Write out the whole listing exactly as it stands.

★ ★ ★ ★ ★

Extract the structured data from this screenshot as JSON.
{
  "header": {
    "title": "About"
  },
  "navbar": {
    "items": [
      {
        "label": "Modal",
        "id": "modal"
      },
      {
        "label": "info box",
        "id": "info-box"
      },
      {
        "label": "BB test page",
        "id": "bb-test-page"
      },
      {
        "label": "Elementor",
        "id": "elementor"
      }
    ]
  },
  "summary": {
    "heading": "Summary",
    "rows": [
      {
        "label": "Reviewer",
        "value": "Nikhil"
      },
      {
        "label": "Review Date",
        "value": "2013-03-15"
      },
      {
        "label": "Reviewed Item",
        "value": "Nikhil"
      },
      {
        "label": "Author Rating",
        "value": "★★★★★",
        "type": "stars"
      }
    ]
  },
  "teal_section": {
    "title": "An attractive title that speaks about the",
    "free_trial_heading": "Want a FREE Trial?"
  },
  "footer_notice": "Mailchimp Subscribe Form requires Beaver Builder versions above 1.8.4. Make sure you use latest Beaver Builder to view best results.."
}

★ ★ ★ ★ ★

## SOLUTION FOR THIS PROBLEM
Extract the structured data from this screenshot as JSON.
{
  "header": {
    "title": "About"
  },
  "navbar": {
    "items": [
      {
        "label": "Modal",
        "id": "modal"
      },
      {
        "label": "info box",
        "id": "info-box"
      },
      {
        "label": "BB test page",
        "id": "bb-test-page"
      },
      {
        "label": "Elementor",
        "id": "elementor"
      }
    ]
  },
  "summary": {
    "heading": "Summary",
    "rows": [
      {
        "label": "Reviewer",
        "value": "Nikhil"
      },
      {
        "label": "Review Date",
        "value": "2013-03-15"
      },
      {
        "label": "Reviewed Item",
        "value": "Nikhil"
      },
      {
        "label": "Author Rating",
        "value": "★★★★★",
        "type": "stars"
      }
    ]
  },
  "teal_section": {
    "title": "An attractive title that speaks about the",
    "free_trial_heading": "Want a FREE Trial?"
  },
  "footer_notice": "Mailchimp Subscribe Form requires Beaver Builder versions above 1.8.4. Make sure you use latest Beaver Builder to view best results.."
}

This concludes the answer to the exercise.